[Data listing]
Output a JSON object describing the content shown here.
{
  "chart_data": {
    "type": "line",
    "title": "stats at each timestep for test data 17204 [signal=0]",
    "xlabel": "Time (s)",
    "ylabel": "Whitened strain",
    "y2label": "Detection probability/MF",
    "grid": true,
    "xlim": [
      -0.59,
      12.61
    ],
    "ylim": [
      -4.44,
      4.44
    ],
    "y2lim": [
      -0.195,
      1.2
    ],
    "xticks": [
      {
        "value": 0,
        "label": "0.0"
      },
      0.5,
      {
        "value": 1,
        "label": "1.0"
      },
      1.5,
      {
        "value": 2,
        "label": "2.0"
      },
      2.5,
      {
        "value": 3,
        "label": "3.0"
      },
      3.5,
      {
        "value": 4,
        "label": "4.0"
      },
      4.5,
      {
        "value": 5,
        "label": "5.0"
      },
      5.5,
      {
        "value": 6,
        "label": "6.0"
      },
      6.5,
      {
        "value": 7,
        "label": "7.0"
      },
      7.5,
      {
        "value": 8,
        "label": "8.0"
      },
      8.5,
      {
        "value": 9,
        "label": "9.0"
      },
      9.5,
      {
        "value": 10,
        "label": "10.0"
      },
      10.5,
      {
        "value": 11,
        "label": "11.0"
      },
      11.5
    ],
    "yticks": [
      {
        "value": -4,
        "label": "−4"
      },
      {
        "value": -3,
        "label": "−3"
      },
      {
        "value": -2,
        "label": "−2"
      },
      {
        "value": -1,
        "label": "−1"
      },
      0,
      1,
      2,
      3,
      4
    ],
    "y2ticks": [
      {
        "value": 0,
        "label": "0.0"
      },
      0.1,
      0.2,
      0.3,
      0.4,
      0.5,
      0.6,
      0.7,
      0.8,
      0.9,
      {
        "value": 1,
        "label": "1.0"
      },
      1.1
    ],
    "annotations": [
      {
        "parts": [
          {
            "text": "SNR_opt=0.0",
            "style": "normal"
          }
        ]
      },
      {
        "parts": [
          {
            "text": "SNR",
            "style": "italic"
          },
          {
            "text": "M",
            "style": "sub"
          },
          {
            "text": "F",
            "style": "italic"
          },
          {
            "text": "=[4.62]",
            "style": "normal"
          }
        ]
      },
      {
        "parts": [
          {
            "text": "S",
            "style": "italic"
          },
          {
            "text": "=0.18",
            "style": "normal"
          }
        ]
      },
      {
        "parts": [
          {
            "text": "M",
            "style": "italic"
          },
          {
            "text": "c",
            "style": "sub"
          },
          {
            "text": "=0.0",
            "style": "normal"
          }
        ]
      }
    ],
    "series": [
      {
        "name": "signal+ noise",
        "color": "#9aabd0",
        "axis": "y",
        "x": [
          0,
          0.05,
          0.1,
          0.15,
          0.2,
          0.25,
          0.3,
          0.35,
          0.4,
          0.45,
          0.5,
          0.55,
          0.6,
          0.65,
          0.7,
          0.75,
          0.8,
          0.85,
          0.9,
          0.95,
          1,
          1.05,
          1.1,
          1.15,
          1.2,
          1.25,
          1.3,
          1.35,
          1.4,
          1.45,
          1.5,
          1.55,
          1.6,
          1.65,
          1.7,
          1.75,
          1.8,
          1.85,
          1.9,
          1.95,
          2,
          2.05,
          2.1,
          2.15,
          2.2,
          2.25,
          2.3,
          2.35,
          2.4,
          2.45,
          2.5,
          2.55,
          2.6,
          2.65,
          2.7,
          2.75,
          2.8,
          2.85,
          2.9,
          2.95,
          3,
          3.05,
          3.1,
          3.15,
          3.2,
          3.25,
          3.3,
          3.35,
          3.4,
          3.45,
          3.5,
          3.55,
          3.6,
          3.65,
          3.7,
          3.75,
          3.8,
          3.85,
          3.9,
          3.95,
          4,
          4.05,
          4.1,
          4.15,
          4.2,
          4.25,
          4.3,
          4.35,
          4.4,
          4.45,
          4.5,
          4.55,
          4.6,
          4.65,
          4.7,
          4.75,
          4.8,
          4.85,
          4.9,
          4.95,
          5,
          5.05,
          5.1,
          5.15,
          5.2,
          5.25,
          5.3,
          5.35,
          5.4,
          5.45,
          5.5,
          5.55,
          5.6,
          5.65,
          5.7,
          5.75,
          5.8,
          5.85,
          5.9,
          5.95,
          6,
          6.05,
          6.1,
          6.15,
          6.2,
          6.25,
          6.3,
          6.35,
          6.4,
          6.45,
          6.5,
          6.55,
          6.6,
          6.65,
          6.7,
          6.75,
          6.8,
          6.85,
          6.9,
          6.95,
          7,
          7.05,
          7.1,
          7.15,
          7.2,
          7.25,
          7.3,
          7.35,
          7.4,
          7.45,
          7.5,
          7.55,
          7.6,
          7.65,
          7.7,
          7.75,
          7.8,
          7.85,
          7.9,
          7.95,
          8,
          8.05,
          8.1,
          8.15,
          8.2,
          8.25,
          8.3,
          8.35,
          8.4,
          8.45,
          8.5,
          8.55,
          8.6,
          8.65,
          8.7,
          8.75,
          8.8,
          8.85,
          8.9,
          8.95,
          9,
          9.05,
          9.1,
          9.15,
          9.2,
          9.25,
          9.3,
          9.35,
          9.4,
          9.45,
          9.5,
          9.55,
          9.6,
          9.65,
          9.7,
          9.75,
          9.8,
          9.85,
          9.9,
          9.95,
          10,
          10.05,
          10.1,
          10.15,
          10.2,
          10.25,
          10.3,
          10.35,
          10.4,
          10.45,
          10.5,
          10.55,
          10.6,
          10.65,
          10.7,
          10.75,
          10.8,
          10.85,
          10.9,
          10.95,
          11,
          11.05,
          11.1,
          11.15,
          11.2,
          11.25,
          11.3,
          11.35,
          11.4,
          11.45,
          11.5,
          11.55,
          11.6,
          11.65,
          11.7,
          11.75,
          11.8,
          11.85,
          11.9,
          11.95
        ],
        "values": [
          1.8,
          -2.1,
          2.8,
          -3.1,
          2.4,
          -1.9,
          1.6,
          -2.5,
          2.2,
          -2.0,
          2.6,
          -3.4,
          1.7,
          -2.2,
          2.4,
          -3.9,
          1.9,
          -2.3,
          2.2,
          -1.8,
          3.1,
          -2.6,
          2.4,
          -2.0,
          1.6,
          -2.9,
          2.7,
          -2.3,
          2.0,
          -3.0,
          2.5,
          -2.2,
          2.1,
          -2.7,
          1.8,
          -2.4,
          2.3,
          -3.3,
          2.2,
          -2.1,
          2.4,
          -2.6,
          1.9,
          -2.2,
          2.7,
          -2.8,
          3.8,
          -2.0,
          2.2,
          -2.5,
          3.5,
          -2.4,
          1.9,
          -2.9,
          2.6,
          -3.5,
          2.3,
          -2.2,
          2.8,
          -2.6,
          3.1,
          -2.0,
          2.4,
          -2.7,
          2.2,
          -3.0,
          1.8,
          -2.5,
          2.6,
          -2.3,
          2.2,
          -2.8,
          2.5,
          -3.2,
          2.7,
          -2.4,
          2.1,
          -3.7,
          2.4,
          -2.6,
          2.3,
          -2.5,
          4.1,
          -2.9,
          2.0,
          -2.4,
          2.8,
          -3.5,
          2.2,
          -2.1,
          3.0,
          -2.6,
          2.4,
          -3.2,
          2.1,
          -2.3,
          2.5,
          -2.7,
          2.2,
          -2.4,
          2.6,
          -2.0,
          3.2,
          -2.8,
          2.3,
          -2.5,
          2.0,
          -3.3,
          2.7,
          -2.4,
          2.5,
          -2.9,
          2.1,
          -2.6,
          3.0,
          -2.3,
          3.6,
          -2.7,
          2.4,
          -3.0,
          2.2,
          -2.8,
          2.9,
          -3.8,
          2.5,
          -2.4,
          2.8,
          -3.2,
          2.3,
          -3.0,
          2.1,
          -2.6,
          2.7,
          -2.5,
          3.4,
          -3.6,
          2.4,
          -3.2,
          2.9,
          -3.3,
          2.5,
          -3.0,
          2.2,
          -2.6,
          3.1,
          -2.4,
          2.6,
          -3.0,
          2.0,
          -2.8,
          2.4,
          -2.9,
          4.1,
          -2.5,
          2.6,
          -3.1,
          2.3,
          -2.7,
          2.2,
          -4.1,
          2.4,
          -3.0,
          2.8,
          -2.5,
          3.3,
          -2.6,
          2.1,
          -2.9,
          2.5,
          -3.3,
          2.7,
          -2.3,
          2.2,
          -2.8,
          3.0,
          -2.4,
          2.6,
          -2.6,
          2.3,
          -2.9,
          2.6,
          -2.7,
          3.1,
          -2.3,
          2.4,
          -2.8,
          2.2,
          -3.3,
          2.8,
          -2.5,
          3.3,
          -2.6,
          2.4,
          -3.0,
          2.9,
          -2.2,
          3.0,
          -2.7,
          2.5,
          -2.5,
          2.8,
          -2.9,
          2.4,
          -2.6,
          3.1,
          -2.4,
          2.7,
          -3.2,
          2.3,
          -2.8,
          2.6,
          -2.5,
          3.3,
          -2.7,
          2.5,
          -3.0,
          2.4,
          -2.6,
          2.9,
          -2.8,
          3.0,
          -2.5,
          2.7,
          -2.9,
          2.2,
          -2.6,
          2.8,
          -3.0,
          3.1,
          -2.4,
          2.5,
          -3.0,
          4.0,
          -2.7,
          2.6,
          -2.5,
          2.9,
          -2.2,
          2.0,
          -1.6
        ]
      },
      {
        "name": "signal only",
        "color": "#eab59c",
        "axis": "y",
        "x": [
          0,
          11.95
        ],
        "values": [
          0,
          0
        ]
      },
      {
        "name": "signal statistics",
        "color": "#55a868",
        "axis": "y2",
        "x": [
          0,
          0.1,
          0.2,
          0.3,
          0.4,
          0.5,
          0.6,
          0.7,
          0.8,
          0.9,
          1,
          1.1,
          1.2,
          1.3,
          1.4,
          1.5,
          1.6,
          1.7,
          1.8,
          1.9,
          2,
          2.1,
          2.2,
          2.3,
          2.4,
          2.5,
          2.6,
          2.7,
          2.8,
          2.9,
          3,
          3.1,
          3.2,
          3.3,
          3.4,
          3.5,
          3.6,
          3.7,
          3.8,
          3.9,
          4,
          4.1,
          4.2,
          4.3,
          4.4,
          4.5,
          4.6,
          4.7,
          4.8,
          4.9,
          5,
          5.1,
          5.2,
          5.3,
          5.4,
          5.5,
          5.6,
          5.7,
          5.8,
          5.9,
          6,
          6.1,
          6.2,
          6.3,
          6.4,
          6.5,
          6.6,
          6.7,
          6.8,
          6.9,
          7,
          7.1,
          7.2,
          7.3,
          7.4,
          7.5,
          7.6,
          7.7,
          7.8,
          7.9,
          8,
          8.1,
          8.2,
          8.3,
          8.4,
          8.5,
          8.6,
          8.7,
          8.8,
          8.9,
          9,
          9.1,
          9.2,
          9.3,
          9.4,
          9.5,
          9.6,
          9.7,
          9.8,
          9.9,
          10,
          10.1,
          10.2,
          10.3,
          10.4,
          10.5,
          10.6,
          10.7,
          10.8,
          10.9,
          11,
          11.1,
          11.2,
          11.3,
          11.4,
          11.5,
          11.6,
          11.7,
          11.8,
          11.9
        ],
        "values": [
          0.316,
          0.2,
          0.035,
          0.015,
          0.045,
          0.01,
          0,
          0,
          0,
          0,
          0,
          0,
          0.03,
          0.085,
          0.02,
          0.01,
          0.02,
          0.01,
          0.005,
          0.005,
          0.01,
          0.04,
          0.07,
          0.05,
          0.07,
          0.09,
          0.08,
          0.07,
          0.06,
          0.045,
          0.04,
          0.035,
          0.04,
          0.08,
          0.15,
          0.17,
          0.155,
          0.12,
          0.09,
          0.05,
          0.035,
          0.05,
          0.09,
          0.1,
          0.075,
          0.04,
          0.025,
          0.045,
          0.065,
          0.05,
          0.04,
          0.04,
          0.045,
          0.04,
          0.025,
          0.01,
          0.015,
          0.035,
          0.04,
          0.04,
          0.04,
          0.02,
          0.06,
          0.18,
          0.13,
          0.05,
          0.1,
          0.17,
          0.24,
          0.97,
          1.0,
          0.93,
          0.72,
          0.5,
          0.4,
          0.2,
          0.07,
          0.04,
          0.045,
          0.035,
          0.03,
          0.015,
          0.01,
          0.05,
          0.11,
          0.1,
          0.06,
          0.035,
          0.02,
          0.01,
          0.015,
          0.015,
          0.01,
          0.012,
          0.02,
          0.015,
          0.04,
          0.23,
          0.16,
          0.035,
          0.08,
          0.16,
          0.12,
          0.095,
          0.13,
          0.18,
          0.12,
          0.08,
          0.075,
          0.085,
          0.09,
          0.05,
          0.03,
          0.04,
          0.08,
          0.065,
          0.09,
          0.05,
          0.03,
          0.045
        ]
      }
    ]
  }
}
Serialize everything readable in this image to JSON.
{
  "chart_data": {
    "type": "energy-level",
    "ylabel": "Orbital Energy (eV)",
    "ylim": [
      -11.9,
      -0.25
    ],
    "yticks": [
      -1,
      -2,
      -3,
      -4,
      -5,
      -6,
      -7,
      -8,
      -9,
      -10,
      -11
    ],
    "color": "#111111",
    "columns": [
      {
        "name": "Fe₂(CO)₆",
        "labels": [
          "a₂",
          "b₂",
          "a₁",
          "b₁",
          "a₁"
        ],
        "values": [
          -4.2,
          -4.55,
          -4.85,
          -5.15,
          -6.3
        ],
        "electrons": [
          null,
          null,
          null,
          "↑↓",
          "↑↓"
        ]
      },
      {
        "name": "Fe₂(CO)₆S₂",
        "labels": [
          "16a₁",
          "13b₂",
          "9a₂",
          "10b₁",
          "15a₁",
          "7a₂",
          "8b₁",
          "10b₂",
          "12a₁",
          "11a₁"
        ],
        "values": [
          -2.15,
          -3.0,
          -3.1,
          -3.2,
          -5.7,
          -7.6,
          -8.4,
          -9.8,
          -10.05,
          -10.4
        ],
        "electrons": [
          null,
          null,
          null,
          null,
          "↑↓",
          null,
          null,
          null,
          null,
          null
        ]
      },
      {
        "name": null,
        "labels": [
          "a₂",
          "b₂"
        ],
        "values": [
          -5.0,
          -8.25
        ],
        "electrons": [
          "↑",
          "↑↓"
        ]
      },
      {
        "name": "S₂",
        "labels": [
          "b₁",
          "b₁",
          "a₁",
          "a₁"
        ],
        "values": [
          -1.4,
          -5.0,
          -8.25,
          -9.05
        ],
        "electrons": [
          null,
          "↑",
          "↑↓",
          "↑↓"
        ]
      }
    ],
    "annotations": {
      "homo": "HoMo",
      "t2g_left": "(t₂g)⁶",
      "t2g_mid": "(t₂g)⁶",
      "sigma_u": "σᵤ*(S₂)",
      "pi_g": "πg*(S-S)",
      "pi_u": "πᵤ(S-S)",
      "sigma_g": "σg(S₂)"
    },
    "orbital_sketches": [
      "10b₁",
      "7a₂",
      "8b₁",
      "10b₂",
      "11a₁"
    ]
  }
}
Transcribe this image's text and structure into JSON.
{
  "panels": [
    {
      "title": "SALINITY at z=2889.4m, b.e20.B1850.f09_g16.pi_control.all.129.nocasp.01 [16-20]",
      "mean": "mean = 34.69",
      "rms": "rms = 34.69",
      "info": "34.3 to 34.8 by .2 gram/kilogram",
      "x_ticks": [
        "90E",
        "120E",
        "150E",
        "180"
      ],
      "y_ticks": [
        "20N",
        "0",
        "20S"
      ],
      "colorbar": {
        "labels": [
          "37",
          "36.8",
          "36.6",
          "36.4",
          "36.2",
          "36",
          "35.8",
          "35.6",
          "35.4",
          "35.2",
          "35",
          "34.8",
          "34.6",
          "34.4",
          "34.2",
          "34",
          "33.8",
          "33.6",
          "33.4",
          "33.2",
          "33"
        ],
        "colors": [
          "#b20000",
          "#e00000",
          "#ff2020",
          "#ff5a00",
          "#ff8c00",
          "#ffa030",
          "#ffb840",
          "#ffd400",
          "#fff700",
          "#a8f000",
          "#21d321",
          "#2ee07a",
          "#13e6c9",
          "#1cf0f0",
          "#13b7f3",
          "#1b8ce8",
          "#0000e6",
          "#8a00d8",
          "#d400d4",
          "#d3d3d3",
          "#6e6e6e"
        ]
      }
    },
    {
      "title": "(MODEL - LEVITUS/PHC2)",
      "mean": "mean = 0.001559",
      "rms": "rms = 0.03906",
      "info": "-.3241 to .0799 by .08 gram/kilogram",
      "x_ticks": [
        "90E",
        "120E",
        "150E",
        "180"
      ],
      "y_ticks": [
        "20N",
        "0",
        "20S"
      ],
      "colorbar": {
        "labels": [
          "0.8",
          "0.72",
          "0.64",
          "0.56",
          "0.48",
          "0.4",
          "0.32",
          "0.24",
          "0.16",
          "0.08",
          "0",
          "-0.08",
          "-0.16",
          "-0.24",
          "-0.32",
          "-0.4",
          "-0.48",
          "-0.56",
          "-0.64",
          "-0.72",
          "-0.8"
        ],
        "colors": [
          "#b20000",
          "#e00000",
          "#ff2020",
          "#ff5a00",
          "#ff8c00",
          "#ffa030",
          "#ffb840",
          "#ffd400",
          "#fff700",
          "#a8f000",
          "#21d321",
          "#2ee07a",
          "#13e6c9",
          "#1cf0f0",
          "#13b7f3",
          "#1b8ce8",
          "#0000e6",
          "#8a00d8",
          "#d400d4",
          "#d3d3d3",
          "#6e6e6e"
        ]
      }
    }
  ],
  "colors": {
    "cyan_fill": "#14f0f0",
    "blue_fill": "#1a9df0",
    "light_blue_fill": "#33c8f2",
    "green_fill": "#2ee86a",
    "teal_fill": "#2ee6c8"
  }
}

▶ [Stated problem]
Filter the entries and copy out every line with the word "title".

▶ [Answer for the task]
    "title": "stats at each timestep for test data 17204 [signal=0]",
      "title": "SALINITY at z=2889.4m, b.e20.B1850.f09_g16.pi_control.all.129.nocasp.01 [16-20]",
      "title": "(MODEL - LEVITUS/PHC2)",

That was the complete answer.